[Stored data entries]
★ ★ ★ ★ ★ ★ ★
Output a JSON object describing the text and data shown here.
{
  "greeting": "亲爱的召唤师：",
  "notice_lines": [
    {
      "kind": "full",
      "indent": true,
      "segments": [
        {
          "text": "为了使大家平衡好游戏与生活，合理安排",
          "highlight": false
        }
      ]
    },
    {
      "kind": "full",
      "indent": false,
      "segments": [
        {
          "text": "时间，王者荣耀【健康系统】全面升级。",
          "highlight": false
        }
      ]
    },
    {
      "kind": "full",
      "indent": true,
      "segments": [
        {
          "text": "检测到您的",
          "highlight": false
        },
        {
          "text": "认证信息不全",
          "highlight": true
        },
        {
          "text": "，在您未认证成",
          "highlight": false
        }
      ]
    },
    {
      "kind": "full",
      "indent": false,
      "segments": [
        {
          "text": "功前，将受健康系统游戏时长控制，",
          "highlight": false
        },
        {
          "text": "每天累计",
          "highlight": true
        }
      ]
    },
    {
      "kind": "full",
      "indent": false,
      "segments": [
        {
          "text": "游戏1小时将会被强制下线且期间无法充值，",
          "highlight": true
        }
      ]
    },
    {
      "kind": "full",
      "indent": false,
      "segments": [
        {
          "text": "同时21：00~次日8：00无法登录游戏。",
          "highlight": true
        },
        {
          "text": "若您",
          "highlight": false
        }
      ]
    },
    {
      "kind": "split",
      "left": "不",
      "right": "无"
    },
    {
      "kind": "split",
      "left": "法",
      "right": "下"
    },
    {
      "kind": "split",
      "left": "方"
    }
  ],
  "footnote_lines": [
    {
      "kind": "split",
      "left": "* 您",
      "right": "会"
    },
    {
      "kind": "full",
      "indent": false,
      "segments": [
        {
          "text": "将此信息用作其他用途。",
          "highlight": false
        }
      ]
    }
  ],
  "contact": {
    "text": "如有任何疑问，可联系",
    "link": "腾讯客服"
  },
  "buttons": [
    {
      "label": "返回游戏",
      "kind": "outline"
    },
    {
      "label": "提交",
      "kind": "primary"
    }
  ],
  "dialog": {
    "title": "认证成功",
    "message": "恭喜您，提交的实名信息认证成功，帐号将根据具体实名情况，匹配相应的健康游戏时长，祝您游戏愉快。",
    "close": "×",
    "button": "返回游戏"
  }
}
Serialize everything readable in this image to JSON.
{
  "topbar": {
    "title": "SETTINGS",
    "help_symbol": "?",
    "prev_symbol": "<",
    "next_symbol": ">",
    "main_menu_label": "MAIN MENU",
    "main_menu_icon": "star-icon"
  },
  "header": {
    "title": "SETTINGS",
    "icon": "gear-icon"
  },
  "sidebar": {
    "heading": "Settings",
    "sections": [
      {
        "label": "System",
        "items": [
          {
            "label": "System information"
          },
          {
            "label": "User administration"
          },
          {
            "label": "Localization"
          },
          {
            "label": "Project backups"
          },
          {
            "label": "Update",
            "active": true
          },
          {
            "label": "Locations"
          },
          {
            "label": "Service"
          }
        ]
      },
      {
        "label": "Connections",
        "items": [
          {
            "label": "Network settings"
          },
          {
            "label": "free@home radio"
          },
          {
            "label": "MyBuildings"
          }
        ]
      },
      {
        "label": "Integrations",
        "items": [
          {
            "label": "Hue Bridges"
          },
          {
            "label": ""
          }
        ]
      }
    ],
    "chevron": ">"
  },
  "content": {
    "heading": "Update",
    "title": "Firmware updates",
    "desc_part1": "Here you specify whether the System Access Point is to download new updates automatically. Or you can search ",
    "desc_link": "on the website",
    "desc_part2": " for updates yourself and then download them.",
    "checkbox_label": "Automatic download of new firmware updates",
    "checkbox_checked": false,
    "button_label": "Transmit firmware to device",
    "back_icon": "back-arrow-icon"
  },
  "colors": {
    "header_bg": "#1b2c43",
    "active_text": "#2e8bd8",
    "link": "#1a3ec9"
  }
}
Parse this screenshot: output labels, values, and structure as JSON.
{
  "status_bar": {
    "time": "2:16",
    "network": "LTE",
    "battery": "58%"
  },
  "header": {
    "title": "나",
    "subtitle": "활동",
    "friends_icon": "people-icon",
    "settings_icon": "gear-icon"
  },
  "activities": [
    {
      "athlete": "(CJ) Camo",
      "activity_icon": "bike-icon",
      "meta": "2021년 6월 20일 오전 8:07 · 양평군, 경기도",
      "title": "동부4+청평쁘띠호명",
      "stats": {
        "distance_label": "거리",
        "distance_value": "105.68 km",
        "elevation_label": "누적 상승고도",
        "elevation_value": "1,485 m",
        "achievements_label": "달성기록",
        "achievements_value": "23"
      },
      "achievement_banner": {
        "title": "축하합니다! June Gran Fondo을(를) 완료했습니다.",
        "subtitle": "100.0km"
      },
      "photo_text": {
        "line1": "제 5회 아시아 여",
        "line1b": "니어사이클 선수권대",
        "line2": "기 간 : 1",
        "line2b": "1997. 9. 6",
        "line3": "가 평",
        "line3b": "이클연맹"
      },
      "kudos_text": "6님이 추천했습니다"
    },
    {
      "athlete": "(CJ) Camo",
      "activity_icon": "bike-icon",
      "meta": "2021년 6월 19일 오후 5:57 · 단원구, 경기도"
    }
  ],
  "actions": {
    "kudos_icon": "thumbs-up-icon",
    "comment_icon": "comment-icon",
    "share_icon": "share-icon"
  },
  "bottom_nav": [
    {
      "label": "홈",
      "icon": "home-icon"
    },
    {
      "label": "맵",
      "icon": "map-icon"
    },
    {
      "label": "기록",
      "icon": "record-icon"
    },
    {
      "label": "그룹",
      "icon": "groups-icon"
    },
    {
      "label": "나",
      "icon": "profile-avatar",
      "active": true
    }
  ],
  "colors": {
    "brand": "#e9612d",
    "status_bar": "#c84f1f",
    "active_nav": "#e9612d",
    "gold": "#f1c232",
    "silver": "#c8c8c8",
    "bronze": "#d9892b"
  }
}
★ ★ ★ ★ ★ ★ ★
Given request - Output the entries verbatim.

The response -
Output a JSON object describing the text and data shown here.
{
  "greeting": "亲爱的召唤师：",
  "notice_lines": [
    {
      "kind": "full",
      "indent": true,
      "segments": [
        {
          "text": "为了使大家平衡好游戏与生活，合理安排",
          "highlight": false
        }
      ]
    },
    {
      "kind": "full",
      "indent": false,
      "segments": [
        {
          "text": "时间，王者荣耀【健康系统】全面升级。",
          "highlight": false
        }
      ]
    },
    {
      "kind": "full",
      "indent": true,
      "segments": [
        {
          "text": "检测到您的",
          "highlight": false
        },
        {
          "text": "认证信息不全",
          "highlight": true
        },
        {
          "text": "，在您未认证成",
          "highlight": false
        }
      ]
    },
    {
      "kind": "full",
      "indent": false,
      "segments": [
        {
          "text": "功前，将受健康系统游戏时长控制，",
          "highlight": false
        },
        {
          "text": "每天累计",
          "highlight": true
        }
      ]
    },
    {
      "kind": "full",
      "indent": false,
      "segments": [
        {
          "text": "游戏1小时将会被强制下线且期间无法充值，",
          "highlight": true
        }
      ]
    },
    {
      "kind": "full",
      "indent": false,
      "segments": [
        {
          "text": "同时21：00~次日8：00无法登录游戏。",
          "highlight": true
        },
        {
          "text": "若您",
          "highlight": false
        }
      ]
    },
    {
      "kind": "split",
      "left": "不",
      "right": "无"
    },
    {
      "kind": "split",
      "left": "法",
      "right": "下"
    },
    {
      "kind": "split",
      "left": "方"
    }
  ],
  "footnote_lines": [
    {
      "kind": "split",
      "left": "* 您",
      "right": "会"
    },
    {
      "kind": "full",
      "indent": false,
      "segments": [
        {
          "text": "将此信息用作其他用途。",
          "highlight": false
        }
      ]
    }
  ],
  "contact": {
    "text": "如有任何疑问，可联系",
    "link": "腾讯客服"
  },
  "buttons": [
    {
      "label": "返回游戏",
      "kind": "outline"
    },
    {
      "label": "提交",
      "kind": "primary"
    }
  ],
  "dialog": {
    "title": "认证成功",
    "message": "恭喜您，提交的实名信息认证成功，帐号将根据具体实名情况，匹配相应的健康游戏时长，祝您游戏愉快。",
    "close": "×",
    "button": "返回游戏"
  }
}
Serialize everything readable in this image to JSON.
{
  "topbar": {
    "title": "SETTINGS",
    "help_symbol": "?",
    "prev_symbol": "<",
    "next_symbol": ">",
    "main_menu_label": "MAIN MENU",
    "main_menu_icon": "star-icon"
  },
  "header": {
    "title": "SETTINGS",
    "icon": "gear-icon"
  },
  "sidebar": {
    "heading": "Settings",
    "sections": [
      {
        "label": "System",
        "items": [
          {
            "label": "System information"
          },
          {
            "label": "User administration"
          },
          {
            "label": "Localization"
          },
          {
            "label": "Project backups"
          },
          {
            "label": "Update",
            "active": true
          },
          {
            "label": "Locations"
          },
          {
            "label": "Service"
          }
        ]
      },
      {
        "label": "Connections",
        "items": [
          {
            "label": "Network settings"
          },
          {
            "label": "free@home radio"
          },
          {
            "label": "MyBuildings"
          }
        ]
      },
      {
        "label": "Integrations",
        "items": [
          {
            "label": "Hue Bridges"
          },
          {
            "label": ""
          }
        ]
      }
    ],
    "chevron": ">"
  },
  "content": {
    "heading": "Update",
    "title": "Firmware updates",
    "desc_part1": "Here you specify whether the System Access Point is to download new updates automatically. Or you can search ",
    "desc_link": "on the website",
    "desc_part2": " for updates yourself and then download them.",
    "checkbox_label": "Automatic download of new firmware updates",
    "checkbox_checked": false,
    "button_label": "Transmit firmware to device",
    "back_icon": "back-arrow-icon"
  },
  "colors": {
    "header_bg": "#1b2c43",
    "active_text": "#2e8bd8",
    "link": "#1a3ec9"
  }
}
Parse this screenshot: output labels, values, and structure as JSON.
{
  "status_bar": {
    "time": "2:16",
    "network": "LTE",
    "battery": "58%"
  },
  "header": {
    "title": "나",
    "subtitle": "활동",
    "friends_icon": "people-icon",
    "settings_icon": "gear-icon"
  },
  "activities": [
    {
      "athlete": "(CJ) Camo",
      "activity_icon": "bike-icon",
      "meta": "2021년 6월 20일 오전 8:07 · 양평군, 경기도",
      "title": "동부4+청평쁘띠호명",
      "stats": {
        "distance_label": "거리",
        "distance_value": "105.68 km",
        "elevation_label": "누적 상승고도",
        "elevation_value": "1,485 m",
        "achievements_label": "달성기록",
        "achievements_value": "23"
      },
      "achievement_banner": {
        "title": "축하합니다! June Gran Fondo을(를) 완료했습니다.",
        "subtitle": "100.0km"
      },
      "photo_text": {
        "line1": "제 5회 아시아 여",
        "line1b": "니어사이클 선수권대",
        "line2": "기 간 : 1",
        "line2b": "1997. 9. 6",
        "line3": "가 평",
        "line3b": "이클연맹"
      },
      "kudos_text": "6님이 추천했습니다"
    },
    {
      "athlete": "(CJ) Camo",
      "activity_icon": "bike-icon",
      "meta": "2021년 6월 19일 오후 5:57 · 단원구, 경기도"
    }
  ],
  "actions": {
    "kudos_icon": "thumbs-up-icon",
    "comment_icon": "comment-icon",
    "share_icon": "share-icon"
  },
  "bottom_nav": [
    {
      "label": "홈",
      "icon": "home-icon"
    },
    {
      "label": "맵",
      "icon": "map-icon"
    },
    {
      "label": "기록",
      "icon": "record-icon"
    },
    {
      "label": "그룹",
      "icon": "groups-icon"
    },
    {
      "label": "나",
      "icon": "profile-avatar",
      "active": true
    }
  ],
  "colors": {
    "brand": "#e9612d",
    "status_bar": "#c84f1f",
    "active_nav": "#e9612d",
    "gold": "#f1c232",
    "silver": "#c8c8c8",
    "bronze": "#d9892b"
  }
}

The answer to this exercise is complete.